- **What the task asks**
Give only the number of lines that hold the word "JSON".

Data excerpts
● ● ●

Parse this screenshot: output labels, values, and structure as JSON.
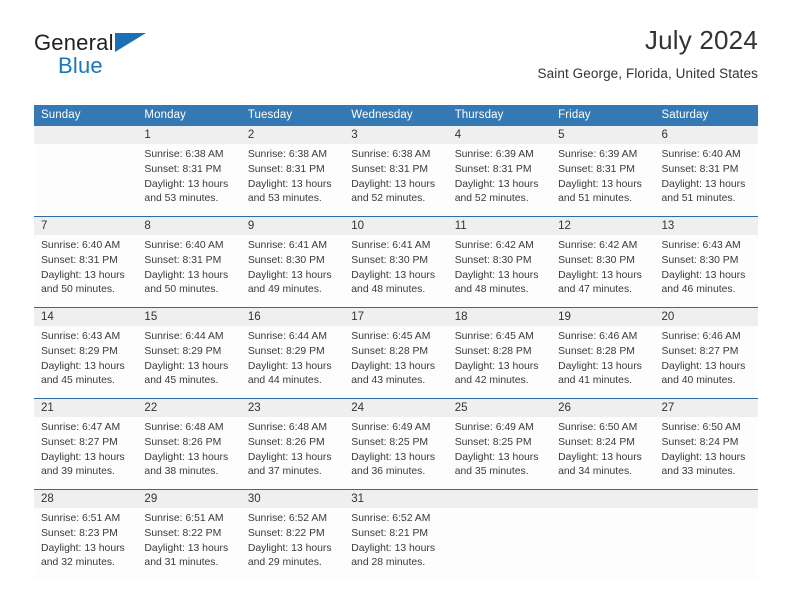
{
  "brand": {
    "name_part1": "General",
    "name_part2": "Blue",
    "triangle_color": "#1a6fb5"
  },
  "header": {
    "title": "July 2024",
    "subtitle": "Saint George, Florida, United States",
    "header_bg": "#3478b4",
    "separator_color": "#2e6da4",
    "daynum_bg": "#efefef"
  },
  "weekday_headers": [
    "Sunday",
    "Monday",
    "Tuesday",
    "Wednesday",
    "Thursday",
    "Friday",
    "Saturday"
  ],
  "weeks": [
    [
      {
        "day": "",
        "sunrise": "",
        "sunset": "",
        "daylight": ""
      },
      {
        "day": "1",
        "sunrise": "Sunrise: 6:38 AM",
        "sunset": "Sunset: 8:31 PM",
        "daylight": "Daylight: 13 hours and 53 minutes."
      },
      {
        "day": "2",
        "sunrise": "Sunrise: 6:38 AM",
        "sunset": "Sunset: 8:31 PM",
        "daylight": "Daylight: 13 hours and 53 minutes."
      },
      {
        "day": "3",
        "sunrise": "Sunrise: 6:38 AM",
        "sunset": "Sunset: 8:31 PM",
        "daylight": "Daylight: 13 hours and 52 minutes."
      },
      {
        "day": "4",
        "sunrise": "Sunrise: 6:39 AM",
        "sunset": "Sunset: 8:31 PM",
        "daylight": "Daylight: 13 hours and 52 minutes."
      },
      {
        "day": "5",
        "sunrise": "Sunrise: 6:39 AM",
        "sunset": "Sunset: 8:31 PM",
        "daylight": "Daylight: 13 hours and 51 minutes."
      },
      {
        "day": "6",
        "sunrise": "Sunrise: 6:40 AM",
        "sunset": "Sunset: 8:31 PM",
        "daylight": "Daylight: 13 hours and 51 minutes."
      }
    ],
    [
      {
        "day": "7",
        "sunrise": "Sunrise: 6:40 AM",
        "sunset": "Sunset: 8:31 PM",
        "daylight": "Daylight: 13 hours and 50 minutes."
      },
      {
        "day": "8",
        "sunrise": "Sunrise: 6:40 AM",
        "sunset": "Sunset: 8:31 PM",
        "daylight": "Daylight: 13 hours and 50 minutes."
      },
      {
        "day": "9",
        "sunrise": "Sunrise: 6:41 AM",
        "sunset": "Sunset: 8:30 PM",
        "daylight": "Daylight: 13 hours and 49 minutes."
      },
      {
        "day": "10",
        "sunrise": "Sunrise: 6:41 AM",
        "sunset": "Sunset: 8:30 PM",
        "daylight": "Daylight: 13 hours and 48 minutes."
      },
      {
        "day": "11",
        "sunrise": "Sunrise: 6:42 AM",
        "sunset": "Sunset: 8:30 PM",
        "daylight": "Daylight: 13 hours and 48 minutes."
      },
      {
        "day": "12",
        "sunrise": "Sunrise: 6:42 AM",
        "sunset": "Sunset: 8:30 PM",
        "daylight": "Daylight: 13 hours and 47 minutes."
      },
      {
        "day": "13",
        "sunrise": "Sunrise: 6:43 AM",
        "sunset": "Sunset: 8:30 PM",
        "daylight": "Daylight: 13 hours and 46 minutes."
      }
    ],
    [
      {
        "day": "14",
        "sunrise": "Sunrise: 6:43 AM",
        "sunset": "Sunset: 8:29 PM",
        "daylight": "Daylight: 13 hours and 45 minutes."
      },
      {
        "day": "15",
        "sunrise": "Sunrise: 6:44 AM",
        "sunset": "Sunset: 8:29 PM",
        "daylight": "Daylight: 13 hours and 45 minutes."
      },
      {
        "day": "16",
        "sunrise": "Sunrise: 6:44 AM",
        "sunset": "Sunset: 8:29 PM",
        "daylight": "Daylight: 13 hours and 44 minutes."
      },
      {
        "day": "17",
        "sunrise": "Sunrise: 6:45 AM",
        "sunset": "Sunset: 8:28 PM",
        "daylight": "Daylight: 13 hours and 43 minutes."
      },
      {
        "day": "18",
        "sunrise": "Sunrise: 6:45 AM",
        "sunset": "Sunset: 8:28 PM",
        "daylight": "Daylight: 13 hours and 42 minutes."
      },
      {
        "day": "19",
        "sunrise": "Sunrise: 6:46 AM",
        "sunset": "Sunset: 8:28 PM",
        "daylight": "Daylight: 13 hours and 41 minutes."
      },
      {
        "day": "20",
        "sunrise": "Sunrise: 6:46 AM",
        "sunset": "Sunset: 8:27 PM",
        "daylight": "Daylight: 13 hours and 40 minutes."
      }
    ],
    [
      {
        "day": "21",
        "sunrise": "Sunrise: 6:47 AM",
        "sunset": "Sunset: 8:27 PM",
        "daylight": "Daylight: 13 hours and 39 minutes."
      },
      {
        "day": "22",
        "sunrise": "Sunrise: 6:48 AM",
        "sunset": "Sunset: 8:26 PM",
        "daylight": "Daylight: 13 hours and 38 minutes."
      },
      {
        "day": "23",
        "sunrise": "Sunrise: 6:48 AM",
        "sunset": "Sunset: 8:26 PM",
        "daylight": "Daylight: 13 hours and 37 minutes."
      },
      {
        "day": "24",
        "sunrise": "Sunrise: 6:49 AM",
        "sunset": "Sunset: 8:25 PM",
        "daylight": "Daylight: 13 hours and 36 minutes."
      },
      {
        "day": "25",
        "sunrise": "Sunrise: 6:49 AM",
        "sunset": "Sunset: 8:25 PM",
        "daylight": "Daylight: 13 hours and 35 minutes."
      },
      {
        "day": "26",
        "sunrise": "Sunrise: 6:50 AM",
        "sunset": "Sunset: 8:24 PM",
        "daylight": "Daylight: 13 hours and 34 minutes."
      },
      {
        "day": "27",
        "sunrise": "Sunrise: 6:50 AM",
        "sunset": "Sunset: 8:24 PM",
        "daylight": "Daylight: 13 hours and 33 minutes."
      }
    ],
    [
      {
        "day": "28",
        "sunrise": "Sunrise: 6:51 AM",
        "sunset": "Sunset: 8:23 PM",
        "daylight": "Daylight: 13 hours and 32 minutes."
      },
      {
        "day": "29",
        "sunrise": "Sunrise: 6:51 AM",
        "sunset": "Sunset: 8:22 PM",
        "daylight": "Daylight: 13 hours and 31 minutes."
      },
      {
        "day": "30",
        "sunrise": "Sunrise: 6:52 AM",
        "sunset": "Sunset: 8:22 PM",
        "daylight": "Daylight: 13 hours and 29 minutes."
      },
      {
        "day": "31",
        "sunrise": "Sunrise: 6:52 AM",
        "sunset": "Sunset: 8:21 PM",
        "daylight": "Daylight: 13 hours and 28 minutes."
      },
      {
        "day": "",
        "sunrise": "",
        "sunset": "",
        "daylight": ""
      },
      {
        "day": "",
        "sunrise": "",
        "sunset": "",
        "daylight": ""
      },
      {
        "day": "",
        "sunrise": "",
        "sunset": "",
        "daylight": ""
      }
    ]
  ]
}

● ● ●

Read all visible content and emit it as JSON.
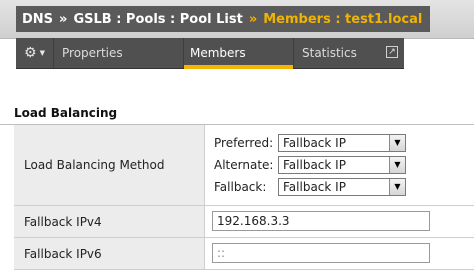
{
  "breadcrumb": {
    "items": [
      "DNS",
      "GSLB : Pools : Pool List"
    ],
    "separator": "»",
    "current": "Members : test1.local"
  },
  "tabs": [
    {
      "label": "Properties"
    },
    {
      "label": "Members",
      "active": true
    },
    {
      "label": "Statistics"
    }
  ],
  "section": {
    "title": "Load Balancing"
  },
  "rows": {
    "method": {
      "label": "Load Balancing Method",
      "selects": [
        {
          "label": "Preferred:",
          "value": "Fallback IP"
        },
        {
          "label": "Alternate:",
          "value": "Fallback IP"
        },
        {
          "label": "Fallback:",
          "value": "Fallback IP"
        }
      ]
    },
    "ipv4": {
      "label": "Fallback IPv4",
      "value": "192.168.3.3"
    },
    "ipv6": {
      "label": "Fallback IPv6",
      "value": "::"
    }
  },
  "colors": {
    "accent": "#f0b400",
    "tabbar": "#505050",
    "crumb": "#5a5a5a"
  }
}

● ● ●

- **Full output**
2